#### Task material
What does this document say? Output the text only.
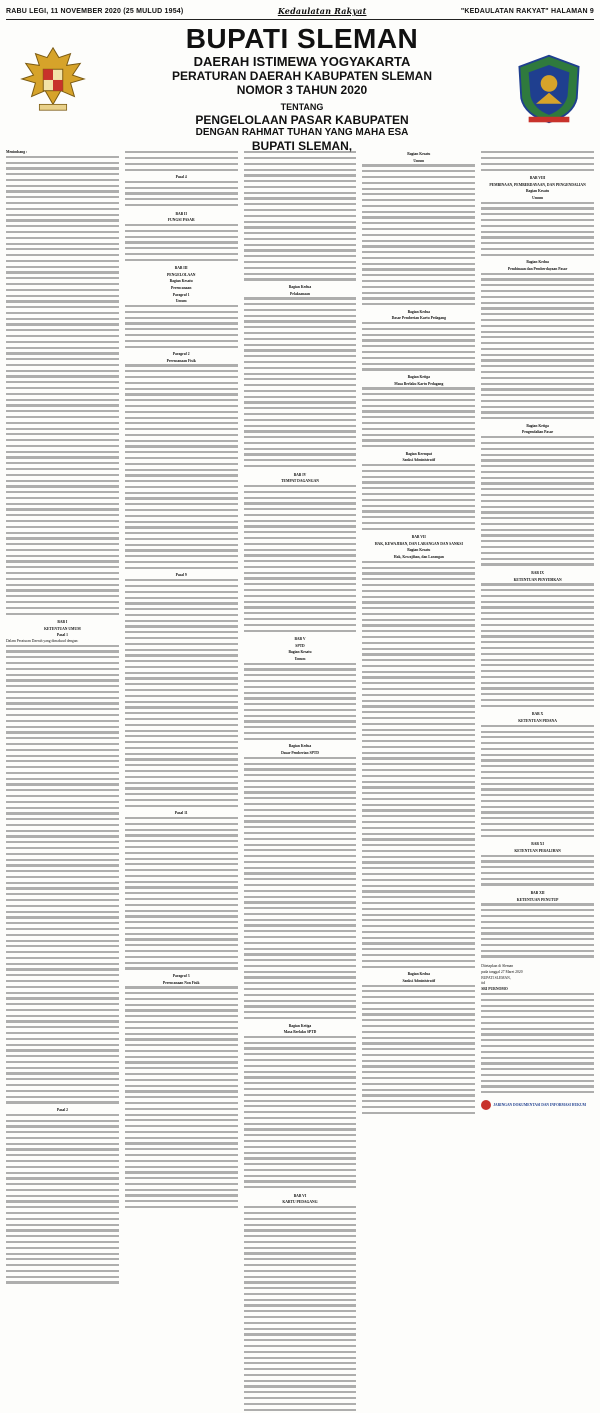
RABU LEGI, 11 NOVEMBER 2020 (25 MULUD 1954)	Kedaulatan Rakyat	"KEDAULATAN RAKYAT" HALAMAN 9
BUPATI SLEMAN
DAERAH ISTIMEWA YOGYAKARTA
PERATURAN DAERAH KABUPATEN SLEMAN
NOMOR 3 TAHUN 2020
TENTANG
PENGELOLAAN PASAR KABUPATEN
DENGAN RAHMAT TUHAN YANG MAHA ESA
BUPATI SLEMAN,

Menimbang :

BAB I

KETENTUAN UMUM

Pasal 1

Dalam Peraturan Daerah yang dimaksud dengan:

Pasal 2

Pasal 4

BAB II

FUNGSI PASAR

BAB III

PENGELOLAAN

Bagian Kesatu

Perencanaan

Paragraf 1

Umum

Paragraf 2

Perencanaan Fisik

Pasal 9

Pasal 11

Paragraf 3

Perencanaan Non Fisik

Bagian Kedua

Pelaksanaan

BAB IV

TEMPAT DAGANGAN

BAB V

SPTD

Bagian Kesatu

Umum

Bagian Kedua

Dasar Pemberian SPTD

Bagian Ketiga

Masa Berlaku SPTD

BAB VI

KARTU PEDAGANG

Bagian Kesatu

Umum

Bagian Kedua

Dasar Pemberian Kartu Pedagang

Bagian Ketiga

Masa Berlaku Kartu Pedagang

Bagian Keempat

Sanksi Administratif

BAB VII

HAK, KEWAJIBAN, DAN LARANGAN DAN SANKSI

Bagian Kesatu

Hak, Kewajiban, dan Larangan

Bagian Kedua

Sanksi Administratif

BAB VIII

PEMBINAAN, PEMBERDAYAAN, DAN PENGENDALIAN

Bagian Kesatu

Umum

Bagian Kedua

Pembinaan dan Pemberdayaan Pasar

Bagian Ketiga

Pengendalian Pasar

BAB IX

KETENTUAN PENYIDIKAN

BAB X

KETENTUAN PIDANA

BAB XI

KETENTUAN PERALIHAN

BAB XII

KETENTUAN PENUTUP

Ditetapkan di Sleman

pada tanggal 27 Maret 2020

BUPATI SLEMAN,

ttd

SRI PURNOMO

JARINGAN DOKUMENTASI DAN INFORMASI HUKUM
########
> [Exercise task] Among the lines of the material, find those that hold the word "PENGELOLAAN" and copy them.

> [Response to the exercise]
PENGELOLAAN PASAR KABUPATEN
PENGELOLAAN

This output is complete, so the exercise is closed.